**GIVEN EXERCISE:** Collect each line containing "Marion".

### DATA LINES

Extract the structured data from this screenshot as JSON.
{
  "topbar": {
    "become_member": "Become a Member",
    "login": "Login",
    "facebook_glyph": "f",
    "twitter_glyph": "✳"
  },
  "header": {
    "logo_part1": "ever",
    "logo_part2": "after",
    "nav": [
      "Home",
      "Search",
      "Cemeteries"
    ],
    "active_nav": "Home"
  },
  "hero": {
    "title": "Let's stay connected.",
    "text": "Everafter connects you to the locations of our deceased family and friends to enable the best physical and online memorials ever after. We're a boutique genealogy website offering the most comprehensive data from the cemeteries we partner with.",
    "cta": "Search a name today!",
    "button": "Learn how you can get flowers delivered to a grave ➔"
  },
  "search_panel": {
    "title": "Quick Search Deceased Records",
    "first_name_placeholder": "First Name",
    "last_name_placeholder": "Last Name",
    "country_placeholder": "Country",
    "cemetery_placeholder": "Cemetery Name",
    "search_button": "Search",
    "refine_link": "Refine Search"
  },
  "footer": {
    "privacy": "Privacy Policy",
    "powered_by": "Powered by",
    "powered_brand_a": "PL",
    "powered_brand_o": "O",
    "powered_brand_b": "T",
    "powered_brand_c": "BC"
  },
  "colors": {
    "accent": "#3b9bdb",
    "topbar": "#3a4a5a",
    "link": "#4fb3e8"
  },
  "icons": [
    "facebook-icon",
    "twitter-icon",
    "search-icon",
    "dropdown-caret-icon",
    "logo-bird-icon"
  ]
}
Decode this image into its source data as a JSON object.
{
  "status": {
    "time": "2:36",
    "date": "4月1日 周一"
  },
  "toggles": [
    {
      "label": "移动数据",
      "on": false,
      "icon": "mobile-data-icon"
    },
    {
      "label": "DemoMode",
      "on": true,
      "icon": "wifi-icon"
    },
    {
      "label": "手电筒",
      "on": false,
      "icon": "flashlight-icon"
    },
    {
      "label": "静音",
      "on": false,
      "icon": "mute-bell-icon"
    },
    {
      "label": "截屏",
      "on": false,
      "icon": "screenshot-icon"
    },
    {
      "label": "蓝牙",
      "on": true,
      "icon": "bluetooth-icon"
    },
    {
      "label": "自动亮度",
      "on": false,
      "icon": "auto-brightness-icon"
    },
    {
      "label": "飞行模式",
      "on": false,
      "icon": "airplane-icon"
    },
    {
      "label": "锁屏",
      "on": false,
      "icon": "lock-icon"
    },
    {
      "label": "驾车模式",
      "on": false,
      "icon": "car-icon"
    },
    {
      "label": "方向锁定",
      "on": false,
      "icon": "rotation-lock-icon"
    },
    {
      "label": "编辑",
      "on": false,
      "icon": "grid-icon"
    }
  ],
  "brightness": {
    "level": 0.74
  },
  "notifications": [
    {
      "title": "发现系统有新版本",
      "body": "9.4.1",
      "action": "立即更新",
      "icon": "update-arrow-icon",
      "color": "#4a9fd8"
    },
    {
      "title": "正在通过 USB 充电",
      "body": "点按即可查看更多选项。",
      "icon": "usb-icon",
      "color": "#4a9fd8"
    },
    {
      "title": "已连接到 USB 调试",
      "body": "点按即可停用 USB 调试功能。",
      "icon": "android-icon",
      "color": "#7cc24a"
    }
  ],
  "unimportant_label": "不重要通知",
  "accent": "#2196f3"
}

######
### DATA LINES

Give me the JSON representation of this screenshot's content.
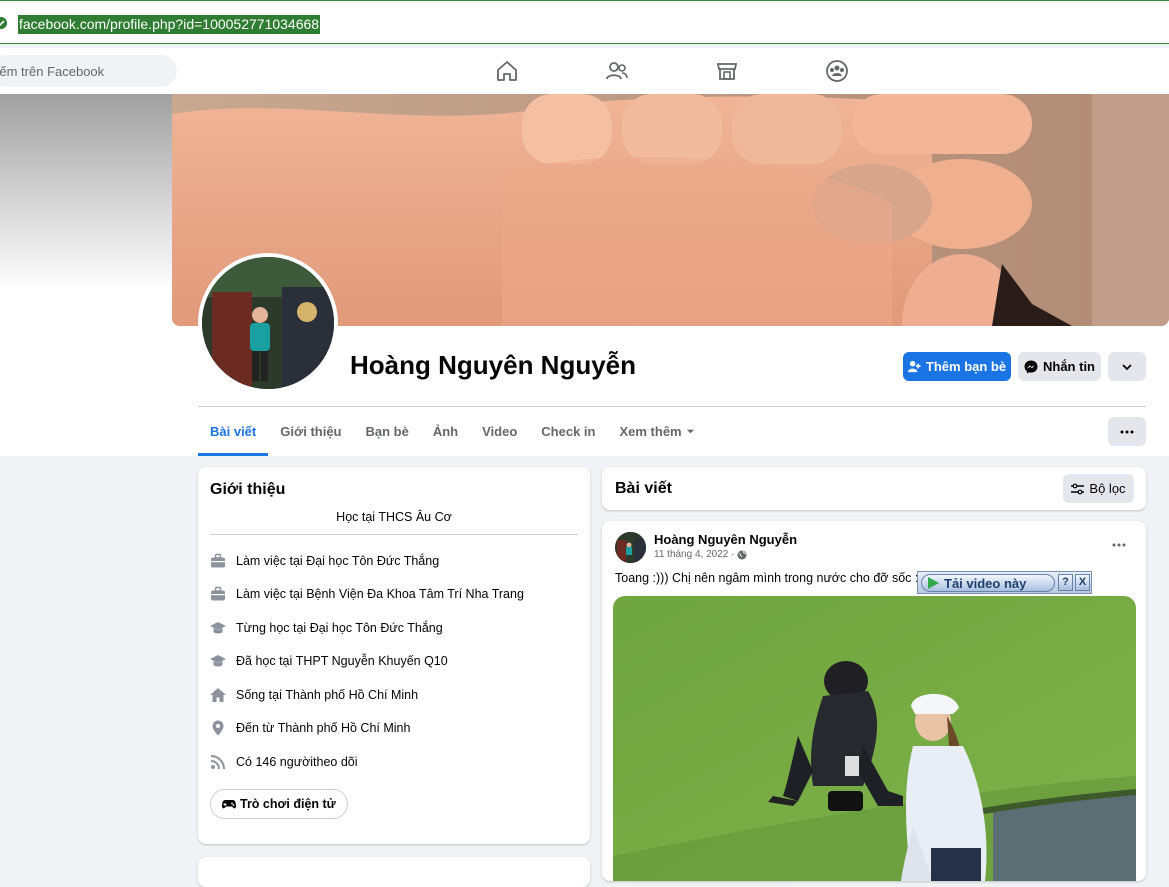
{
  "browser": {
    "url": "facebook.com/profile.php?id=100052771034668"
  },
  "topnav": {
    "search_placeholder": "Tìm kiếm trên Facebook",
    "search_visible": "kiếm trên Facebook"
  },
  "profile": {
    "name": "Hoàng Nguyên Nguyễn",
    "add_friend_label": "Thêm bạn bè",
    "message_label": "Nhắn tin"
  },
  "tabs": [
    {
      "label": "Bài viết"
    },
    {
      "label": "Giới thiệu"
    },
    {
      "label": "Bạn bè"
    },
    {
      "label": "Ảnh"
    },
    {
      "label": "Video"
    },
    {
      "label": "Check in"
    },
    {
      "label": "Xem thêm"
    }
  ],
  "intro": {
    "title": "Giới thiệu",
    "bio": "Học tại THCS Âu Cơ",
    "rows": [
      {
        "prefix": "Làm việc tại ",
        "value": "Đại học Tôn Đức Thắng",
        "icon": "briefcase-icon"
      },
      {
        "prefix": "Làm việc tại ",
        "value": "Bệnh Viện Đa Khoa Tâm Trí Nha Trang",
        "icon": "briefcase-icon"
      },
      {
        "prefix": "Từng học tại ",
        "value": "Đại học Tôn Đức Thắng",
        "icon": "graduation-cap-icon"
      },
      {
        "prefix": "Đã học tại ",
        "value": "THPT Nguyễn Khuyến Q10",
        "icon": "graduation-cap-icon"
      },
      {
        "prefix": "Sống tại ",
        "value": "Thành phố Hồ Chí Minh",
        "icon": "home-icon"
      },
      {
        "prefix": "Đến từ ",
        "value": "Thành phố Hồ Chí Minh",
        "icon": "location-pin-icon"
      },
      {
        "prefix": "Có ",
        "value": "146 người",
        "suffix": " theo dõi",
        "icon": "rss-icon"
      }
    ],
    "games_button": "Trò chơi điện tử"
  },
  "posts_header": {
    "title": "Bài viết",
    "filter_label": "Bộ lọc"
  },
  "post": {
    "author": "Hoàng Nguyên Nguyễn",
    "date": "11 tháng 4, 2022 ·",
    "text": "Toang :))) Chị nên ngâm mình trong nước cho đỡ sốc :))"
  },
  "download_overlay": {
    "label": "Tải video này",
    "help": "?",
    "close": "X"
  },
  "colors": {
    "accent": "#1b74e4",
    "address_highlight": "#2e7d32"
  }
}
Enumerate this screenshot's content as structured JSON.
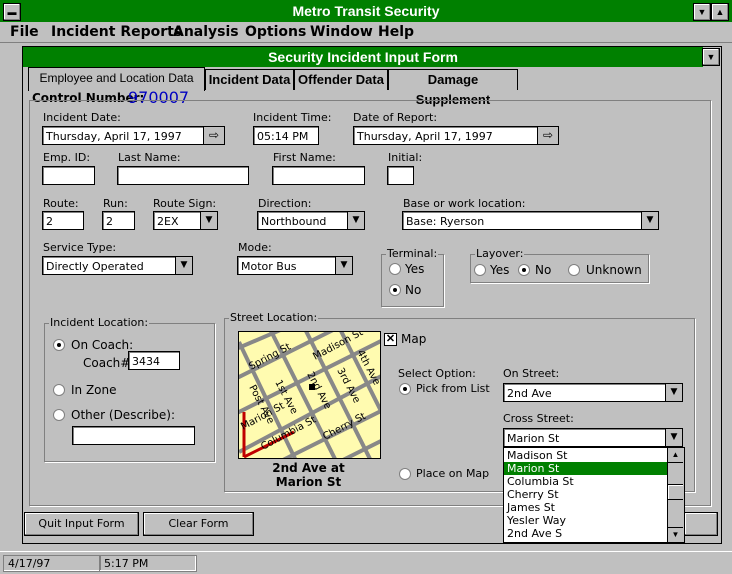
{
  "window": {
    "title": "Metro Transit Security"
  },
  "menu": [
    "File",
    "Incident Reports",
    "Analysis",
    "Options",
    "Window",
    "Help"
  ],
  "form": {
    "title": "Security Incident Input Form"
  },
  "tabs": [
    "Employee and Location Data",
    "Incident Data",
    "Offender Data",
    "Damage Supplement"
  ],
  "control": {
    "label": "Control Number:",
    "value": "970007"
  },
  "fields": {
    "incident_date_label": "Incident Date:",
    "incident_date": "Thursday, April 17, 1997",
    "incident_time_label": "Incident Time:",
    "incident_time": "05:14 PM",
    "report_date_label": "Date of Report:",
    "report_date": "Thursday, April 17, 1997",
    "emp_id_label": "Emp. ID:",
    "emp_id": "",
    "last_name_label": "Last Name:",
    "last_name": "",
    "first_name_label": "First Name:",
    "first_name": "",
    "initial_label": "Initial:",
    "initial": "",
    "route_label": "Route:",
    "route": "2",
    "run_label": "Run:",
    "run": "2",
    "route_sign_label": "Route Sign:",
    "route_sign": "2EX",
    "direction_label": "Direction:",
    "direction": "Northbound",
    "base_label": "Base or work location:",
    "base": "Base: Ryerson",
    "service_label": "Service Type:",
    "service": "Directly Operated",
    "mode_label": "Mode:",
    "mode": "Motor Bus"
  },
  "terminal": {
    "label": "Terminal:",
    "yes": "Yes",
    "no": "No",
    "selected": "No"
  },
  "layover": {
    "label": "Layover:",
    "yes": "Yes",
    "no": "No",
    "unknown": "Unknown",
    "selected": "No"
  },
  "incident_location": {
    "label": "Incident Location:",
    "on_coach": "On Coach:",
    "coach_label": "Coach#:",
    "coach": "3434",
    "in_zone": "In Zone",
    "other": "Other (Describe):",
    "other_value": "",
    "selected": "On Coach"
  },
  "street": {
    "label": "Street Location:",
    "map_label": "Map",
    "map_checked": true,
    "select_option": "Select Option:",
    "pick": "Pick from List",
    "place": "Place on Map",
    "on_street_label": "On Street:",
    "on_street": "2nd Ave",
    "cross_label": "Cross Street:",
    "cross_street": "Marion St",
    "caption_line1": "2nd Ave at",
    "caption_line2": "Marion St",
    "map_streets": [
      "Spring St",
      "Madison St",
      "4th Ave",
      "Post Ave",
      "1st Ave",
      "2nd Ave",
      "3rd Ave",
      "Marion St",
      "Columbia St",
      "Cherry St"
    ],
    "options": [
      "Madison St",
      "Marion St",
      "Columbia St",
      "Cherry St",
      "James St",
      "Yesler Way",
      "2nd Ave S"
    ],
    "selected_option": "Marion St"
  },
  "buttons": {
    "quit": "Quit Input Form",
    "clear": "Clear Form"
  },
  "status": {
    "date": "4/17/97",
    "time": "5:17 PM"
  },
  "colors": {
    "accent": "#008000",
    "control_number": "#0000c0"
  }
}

######

**REPLY:**
    "cross_street": "Marion St",
    "caption_line2": "Marion St",
      "Marion St",
      "Marion St",
    "selected_option": "Marion St"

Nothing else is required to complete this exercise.